(Lines of data)
## BEGIN

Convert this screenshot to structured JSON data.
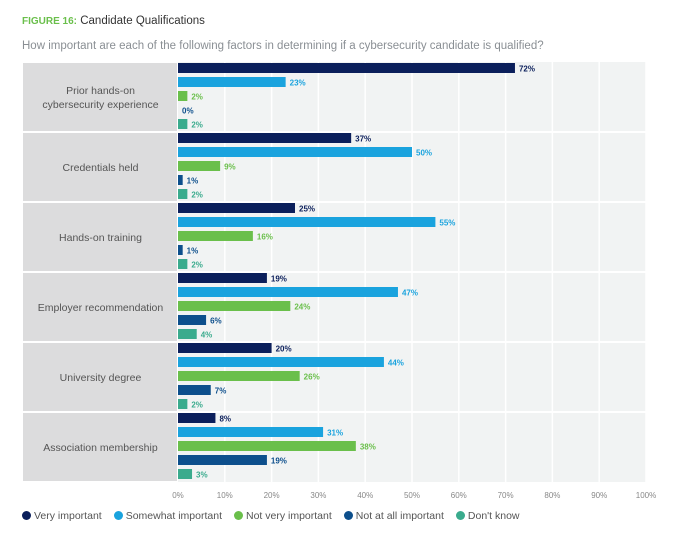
{
  "figure_label": "FIGURE 16:",
  "title": "Candidate Qualifications",
  "subtitle": "How important are each of the following factors in determining if a cybersecurity candidate is qualified?",
  "chart_data": {
    "type": "bar",
    "orientation": "horizontal",
    "categories": [
      "Prior hands-on cybersecurity experience",
      "Credentials held",
      "Hands-on training",
      "Employer recommendation",
      "University degree",
      "Association membership"
    ],
    "category_lines": [
      [
        "Prior hands-on",
        "cybersecurity experience"
      ],
      [
        "Credentials held"
      ],
      [
        "Hands-on training"
      ],
      [
        "Employer recommendation"
      ],
      [
        "University degree"
      ],
      [
        "Association membership"
      ]
    ],
    "series": [
      {
        "name": "Very important",
        "color": "#0b1f5b",
        "values": [
          72,
          37,
          25,
          19,
          20,
          8
        ]
      },
      {
        "name": "Somewhat important",
        "color": "#1aa3de",
        "values": [
          23,
          50,
          55,
          47,
          44,
          31
        ]
      },
      {
        "name": "Not very important",
        "color": "#6abf4b",
        "values": [
          2,
          9,
          16,
          24,
          26,
          38
        ]
      },
      {
        "name": "Not at all important",
        "color": "#0d4f8c",
        "values": [
          0,
          1,
          1,
          6,
          7,
          19
        ]
      },
      {
        "name": "Don't know",
        "color": "#3aab8d",
        "values": [
          2,
          2,
          2,
          4,
          2,
          3
        ]
      }
    ],
    "xlim": [
      0,
      100
    ],
    "x_ticks": [
      "0%",
      "10%",
      "20%",
      "30%",
      "40%",
      "50%",
      "60%",
      "70%",
      "80%",
      "90%",
      "100%"
    ],
    "value_suffix": "%",
    "grid": true,
    "legend_position": "bottom-left"
  }
}
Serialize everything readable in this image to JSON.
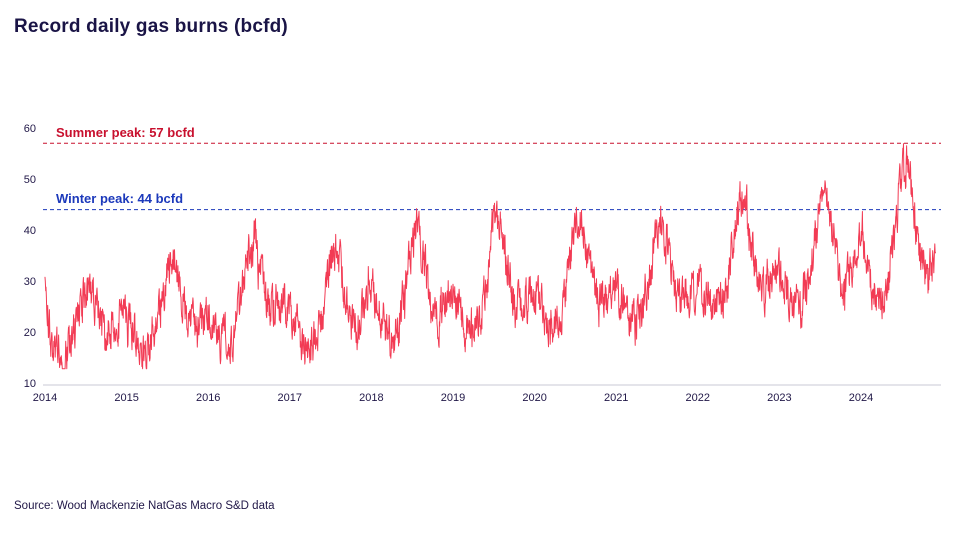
{
  "chart_data": {
    "type": "line",
    "title": "Record daily gas burns (bcfd)",
    "source": "Source: Wood Mackenzie NatGas Macro S&D data",
    "series_name": "Daily gas burns (bcfd)",
    "line_color": "#f23b54",
    "x_years": [
      2014,
      2015,
      2016,
      2017,
      2018,
      2019,
      2020,
      2021,
      2022,
      2023,
      2024
    ],
    "ylim": [
      10,
      60
    ],
    "yticks": [
      10,
      20,
      30,
      40,
      50,
      60
    ],
    "grid": "off",
    "legend": "none",
    "reference_lines": [
      {
        "label": "Summer peak: 57 bcfd",
        "value": 57,
        "color": "#c8102e"
      },
      {
        "label": "Winter peak: 44 bcfd",
        "value": 44,
        "color": "#1c39bb"
      }
    ],
    "monthly_means": [
      29,
      16,
      17,
      16,
      18,
      23,
      28,
      28,
      24,
      20,
      20,
      23,
      23,
      21,
      18,
      17,
      19,
      25,
      33,
      35,
      28,
      22,
      21,
      22,
      24,
      23,
      19,
      19,
      21,
      27,
      36,
      39,
      30,
      24,
      23,
      26,
      25,
      22,
      18,
      17,
      19,
      25,
      34,
      37,
      29,
      22,
      21,
      24,
      29,
      25,
      20,
      19,
      21,
      29,
      38,
      41,
      31,
      24,
      23,
      27,
      27,
      24,
      20,
      20,
      23,
      30,
      41,
      43,
      33,
      25,
      24,
      26,
      26,
      25,
      22,
      21,
      25,
      32,
      42,
      43,
      34,
      26,
      26,
      28,
      28,
      26,
      22,
      22,
      25,
      32,
      42,
      41,
      34,
      27,
      27,
      29,
      30,
      27,
      24,
      24,
      28,
      35,
      45,
      46,
      36,
      29,
      29,
      32,
      32,
      29,
      25,
      25,
      28,
      36,
      47,
      48,
      38,
      30,
      30,
      33,
      40,
      33,
      28,
      27,
      31,
      39,
      50,
      54,
      40,
      32,
      33
    ]
  }
}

## END

## STATED TASK
Reproduce the full listing above verbatim, with no pictures included.

## FULL OUTPUT
Convert this screenshot to structured JSON data.
{
  "figure_label": "FIGURE 16:",
  "title": "Candidate Qualifications",
  "subtitle": "How important are each of the following factors in determining if a cybersecurity candidate is qualified?",
  "chart_data": {
    "type": "bar",
    "orientation": "horizontal",
    "categories": [
      "Prior hands-on cybersecurity experience",
      "Credentials held",
      "Hands-on training",
      "Employer recommendation",
      "University degree",
      "Association membership"
    ],
    "category_lines": [
      [
        "Prior hands-on",
        "cybersecurity experience"
      ],
      [
        "Credentials held"
      ],
      [
        "Hands-on training"
      ],
      [
        "Employer recommendation"
      ],
      [
        "University degree"
      ],
      [
        "Association membership"
      ]
    ],
    "series": [
      {
        "name": "Very important",
        "color": "#0b1f5b",
        "values": [
          72,
          37,
          25,
          19,
          20,
          8
        ]
      },
      {
        "name": "Somewhat important",
        "color": "#1aa3de",
        "values": [
          23,
          50,
          55,
          47,
          44,
          31
        ]
      },
      {
        "name": "Not very important",
        "color": "#6abf4b",
        "values": [
          2,
          9,
          16,
          24,
          26,
          38
        ]
      },
      {
        "name": "Not at all important",
        "color": "#0d4f8c",
        "values": [
          0,
          1,
          1,
          6,
          7,
          19
        ]
      },
      {
        "name": "Don't know",
        "color": "#3aab8d",
        "values": [
          2,
          2,
          2,
          4,
          2,
          3
        ]
      }
    ],
    "xlim": [
      0,
      100
    ],
    "x_ticks": [
      "0%",
      "10%",
      "20%",
      "30%",
      "40%",
      "50%",
      "60%",
      "70%",
      "80%",
      "90%",
      "100%"
    ],
    "value_suffix": "%",
    "grid": true,
    "legend_position": "bottom-left"
  }
}
Serialize everything readable in this image to JSON.
{
  "chart_data": {
    "type": "line",
    "title": "Record daily gas burns (bcfd)",
    "source": "Source: Wood Mackenzie NatGas Macro S&D data",
    "series_name": "Daily gas burns (bcfd)",
    "line_color": "#f23b54",
    "x_years": [
      2014,
      2015,
      2016,
      2017,
      2018,
      2019,
      2020,
      2021,
      2022,
      2023,
      2024
    ],
    "ylim": [
      10,
      60
    ],
    "yticks": [
      10,
      20,
      30,
      40,
      50,
      60
    ],
    "grid": "off",
    "legend": "none",
    "reference_lines": [
      {
        "label": "Summer peak: 57 bcfd",
        "value": 57,
        "color": "#c8102e"
      },
      {
        "label": "Winter peak: 44 bcfd",
        "value": 44,
        "color": "#1c39bb"
      }
    ],
    "monthly_means": [
      29,
      16,
      17,
      16,
      18,
      23,
      28,
      28,
      24,
      20,
      20,
      23,
      23,
      21,
      18,
      17,
      19,
      25,
      33,
      35,
      28,
      22,
      21,
      22,
      24,
      23,
      19,
      19,
      21,
      27,
      36,
      39,
      30,
      24,
      23,
      26,
      25,
      22,
      18,
      17,
      19,
      25,
      34,
      37,
      29,
      22,
      21,
      24,
      29,
      25,
      20,
      19,
      21,
      29,
      38,
      41,
      31,
      24,
      23,
      27,
      27,
      24,
      20,
      20,
      23,
      30,
      41,
      43,
      33,
      25,
      24,
      26,
      26,
      25,
      22,
      21,
      25,
      32,
      42,
      43,
      34,
      26,
      26,
      28,
      28,
      26,
      22,
      22,
      25,
      32,
      42,
      41,
      34,
      27,
      27,
      29,
      30,
      27,
      24,
      24,
      28,
      35,
      45,
      46,
      36,
      29,
      29,
      32,
      32,
      29,
      25,
      25,
      28,
      36,
      47,
      48,
      38,
      30,
      30,
      33,
      40,
      33,
      28,
      27,
      31,
      39,
      50,
      54,
      40,
      32,
      33
    ]
  }
}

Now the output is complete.